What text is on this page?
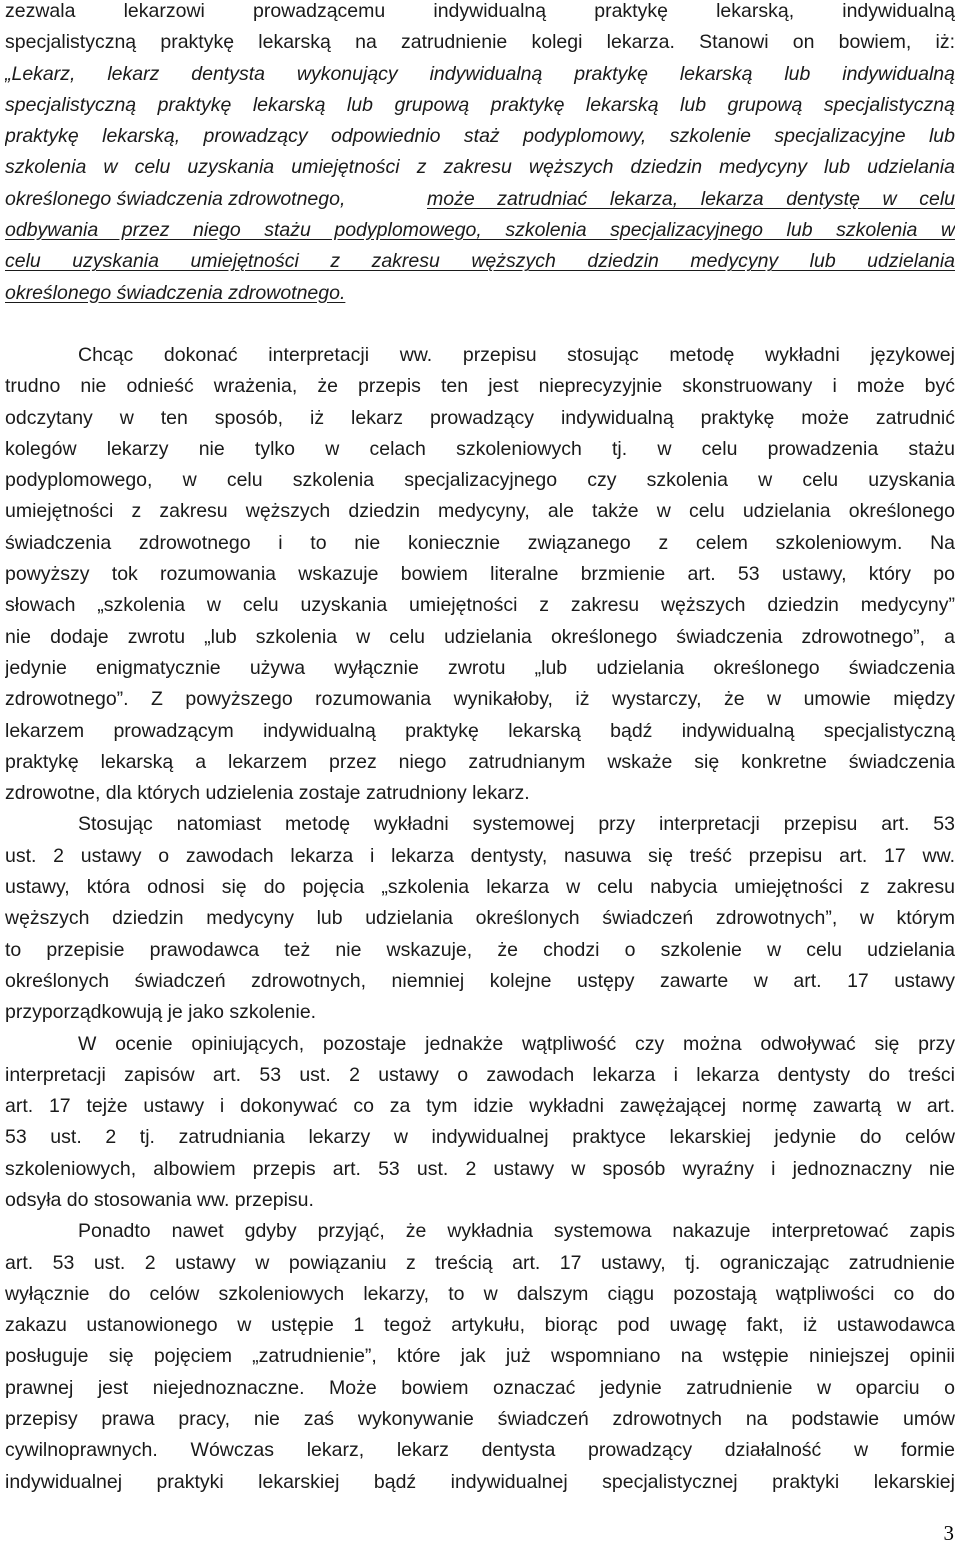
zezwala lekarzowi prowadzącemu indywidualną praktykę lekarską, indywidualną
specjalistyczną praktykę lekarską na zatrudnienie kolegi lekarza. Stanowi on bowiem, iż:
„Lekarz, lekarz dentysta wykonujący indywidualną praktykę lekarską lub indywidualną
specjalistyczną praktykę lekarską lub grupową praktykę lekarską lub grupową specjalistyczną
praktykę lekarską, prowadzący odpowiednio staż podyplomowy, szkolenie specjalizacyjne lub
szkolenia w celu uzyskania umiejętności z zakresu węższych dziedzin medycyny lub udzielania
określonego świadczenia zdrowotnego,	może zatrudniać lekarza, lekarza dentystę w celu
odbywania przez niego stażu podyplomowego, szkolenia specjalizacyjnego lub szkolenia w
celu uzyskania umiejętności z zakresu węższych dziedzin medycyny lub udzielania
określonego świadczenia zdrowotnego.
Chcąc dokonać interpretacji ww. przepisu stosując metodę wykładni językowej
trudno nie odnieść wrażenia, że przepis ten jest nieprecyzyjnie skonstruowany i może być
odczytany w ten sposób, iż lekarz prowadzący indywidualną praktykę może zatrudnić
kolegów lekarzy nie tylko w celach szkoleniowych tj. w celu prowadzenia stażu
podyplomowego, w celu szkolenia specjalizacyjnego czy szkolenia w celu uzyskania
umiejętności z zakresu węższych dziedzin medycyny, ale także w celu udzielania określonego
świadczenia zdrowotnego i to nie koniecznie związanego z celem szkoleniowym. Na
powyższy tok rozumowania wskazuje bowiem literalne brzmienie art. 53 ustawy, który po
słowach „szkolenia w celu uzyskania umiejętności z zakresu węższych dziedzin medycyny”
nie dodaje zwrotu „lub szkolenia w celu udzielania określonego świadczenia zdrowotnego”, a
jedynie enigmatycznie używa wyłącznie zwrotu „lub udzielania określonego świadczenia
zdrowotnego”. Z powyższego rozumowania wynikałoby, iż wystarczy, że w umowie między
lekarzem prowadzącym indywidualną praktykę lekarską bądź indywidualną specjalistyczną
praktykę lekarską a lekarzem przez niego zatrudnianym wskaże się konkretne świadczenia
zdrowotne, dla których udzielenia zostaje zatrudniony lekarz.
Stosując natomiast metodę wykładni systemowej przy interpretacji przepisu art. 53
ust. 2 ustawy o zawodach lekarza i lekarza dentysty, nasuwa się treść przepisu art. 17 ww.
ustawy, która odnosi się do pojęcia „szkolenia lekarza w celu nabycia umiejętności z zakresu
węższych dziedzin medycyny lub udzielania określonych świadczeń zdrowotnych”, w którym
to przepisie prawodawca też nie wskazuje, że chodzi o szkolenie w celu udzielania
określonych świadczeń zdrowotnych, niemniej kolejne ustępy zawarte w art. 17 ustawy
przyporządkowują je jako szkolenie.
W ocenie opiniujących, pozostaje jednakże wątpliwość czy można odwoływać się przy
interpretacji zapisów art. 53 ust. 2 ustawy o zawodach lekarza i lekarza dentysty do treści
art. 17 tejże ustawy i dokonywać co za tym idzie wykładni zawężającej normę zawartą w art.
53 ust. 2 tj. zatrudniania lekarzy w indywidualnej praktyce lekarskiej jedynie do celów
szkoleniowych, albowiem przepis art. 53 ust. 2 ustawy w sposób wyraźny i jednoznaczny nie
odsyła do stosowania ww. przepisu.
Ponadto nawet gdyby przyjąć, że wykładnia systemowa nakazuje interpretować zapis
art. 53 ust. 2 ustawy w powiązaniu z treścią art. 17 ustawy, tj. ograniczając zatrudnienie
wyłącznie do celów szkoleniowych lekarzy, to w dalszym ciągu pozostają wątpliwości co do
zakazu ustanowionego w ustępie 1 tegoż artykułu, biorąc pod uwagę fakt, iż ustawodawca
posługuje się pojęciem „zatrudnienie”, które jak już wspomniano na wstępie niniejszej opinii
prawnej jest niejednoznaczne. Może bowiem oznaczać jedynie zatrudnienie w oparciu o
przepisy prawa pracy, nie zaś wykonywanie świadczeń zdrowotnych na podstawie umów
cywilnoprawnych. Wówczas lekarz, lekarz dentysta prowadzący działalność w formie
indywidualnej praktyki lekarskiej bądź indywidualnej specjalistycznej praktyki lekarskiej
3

- - - -

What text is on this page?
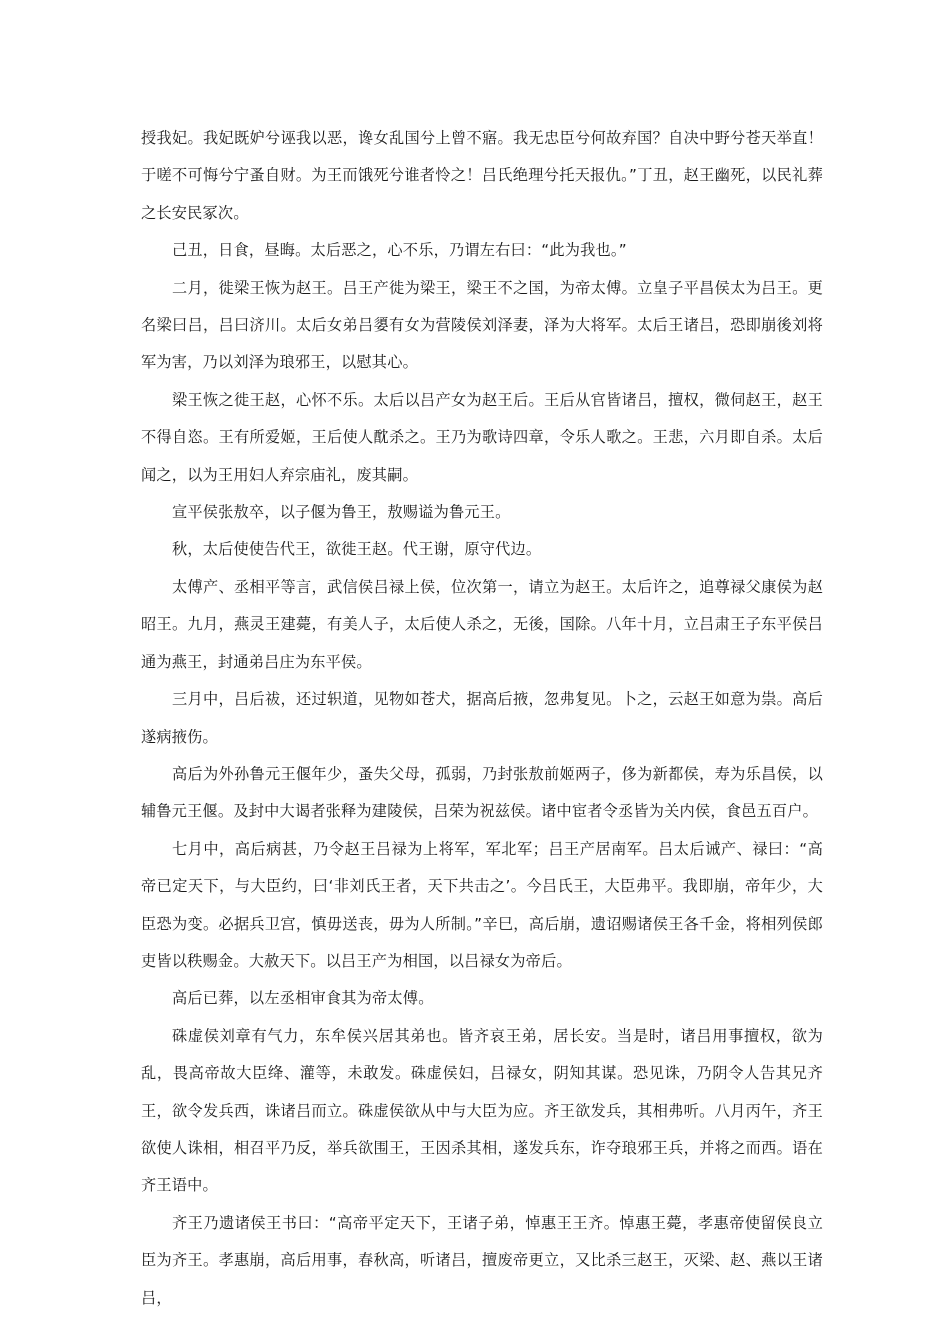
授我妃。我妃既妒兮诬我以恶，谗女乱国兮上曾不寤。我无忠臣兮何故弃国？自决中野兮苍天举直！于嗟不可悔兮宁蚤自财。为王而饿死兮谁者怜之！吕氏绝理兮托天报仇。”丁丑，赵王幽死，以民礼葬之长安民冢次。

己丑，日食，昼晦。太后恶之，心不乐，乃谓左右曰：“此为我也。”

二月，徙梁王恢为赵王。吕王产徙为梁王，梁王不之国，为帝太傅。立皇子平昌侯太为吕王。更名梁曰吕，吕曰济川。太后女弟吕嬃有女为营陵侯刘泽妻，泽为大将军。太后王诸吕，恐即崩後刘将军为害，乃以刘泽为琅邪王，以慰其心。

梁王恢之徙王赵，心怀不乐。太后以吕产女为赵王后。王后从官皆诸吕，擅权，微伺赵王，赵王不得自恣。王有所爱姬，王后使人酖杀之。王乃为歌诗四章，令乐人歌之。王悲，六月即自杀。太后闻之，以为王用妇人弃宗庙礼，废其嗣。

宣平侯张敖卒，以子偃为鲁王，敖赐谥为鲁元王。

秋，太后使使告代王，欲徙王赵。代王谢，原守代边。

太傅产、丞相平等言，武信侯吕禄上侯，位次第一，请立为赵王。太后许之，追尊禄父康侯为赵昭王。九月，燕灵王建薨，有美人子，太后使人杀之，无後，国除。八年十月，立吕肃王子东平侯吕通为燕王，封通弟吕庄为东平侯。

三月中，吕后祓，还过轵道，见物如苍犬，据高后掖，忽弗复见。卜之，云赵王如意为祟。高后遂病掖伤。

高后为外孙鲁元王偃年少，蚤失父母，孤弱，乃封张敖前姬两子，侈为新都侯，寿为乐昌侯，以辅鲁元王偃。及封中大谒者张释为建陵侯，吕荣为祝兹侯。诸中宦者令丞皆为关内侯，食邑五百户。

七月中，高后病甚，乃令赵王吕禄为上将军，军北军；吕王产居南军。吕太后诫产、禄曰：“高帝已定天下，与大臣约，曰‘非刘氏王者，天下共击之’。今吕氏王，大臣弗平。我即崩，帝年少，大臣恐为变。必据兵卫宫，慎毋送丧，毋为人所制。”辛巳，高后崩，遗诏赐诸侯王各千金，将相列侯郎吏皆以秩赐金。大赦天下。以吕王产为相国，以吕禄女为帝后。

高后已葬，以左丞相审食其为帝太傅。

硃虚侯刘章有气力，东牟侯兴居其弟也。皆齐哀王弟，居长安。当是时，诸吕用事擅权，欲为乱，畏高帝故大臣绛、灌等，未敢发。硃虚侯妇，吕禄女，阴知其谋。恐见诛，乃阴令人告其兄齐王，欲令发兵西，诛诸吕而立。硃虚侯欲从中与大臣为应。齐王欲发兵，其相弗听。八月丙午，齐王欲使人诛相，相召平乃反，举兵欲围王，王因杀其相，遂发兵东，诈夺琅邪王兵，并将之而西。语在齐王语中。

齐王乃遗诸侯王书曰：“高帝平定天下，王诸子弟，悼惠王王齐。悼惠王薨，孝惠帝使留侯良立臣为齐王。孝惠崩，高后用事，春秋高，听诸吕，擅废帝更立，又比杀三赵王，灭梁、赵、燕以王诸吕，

- - - -

▶ **Work to do**:
Copy whichever lines in the listing above contain the word "szkolenie".

▶ **Final result**:
praktykę lekarską, prowadzący odpowiednio staż podyplomowy, szkolenie specjalizacyjne lub
to przepisie prawodawca też nie wskazuje, że chodzi o szkolenie w celu udzielania
przyporządkowują je jako szkolenie.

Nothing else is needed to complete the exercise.